____ Provided records
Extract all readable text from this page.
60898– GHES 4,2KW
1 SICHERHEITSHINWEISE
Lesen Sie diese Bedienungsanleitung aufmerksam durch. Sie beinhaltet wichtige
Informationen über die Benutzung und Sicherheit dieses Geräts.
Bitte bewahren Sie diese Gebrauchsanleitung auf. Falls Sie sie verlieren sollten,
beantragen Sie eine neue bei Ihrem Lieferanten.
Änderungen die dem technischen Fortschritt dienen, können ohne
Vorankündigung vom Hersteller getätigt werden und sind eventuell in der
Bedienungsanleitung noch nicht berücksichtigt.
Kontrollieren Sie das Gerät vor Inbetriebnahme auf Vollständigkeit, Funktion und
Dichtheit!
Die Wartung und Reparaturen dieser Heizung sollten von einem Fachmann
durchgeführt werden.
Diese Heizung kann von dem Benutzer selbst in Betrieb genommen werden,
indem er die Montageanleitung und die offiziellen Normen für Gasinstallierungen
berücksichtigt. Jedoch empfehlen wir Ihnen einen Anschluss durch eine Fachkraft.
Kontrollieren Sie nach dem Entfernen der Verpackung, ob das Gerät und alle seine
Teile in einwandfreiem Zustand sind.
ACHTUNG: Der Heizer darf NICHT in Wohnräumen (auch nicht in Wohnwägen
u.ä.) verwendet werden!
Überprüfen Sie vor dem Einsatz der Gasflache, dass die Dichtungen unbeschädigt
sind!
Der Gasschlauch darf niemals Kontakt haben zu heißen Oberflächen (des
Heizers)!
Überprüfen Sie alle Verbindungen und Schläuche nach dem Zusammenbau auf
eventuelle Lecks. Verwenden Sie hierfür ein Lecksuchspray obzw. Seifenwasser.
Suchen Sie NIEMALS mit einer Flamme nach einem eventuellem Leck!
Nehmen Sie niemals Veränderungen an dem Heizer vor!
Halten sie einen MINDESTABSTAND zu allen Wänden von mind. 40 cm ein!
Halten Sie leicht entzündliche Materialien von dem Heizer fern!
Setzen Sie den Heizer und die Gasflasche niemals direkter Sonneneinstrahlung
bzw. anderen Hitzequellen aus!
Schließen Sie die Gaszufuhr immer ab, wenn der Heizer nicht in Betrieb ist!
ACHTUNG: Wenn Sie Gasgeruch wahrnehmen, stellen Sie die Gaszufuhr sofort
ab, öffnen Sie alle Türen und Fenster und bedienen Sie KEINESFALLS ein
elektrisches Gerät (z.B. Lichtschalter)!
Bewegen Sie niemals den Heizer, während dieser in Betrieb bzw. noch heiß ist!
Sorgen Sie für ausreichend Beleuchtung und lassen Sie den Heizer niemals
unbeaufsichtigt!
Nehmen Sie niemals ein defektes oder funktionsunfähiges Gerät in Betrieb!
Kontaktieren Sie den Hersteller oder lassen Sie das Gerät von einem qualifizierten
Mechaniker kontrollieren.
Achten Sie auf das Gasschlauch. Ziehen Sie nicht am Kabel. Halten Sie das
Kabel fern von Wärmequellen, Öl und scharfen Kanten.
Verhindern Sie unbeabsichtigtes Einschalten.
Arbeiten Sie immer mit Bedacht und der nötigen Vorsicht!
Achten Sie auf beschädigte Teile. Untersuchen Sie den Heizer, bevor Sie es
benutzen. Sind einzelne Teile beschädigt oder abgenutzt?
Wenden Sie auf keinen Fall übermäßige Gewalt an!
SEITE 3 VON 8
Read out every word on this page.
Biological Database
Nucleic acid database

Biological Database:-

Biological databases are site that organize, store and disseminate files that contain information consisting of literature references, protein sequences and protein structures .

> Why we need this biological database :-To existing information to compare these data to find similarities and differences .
________
> [Exercise requirements]:
Using the data above, work out how many lines include the word "immer" and give only that number.

> [Result for this task]:
2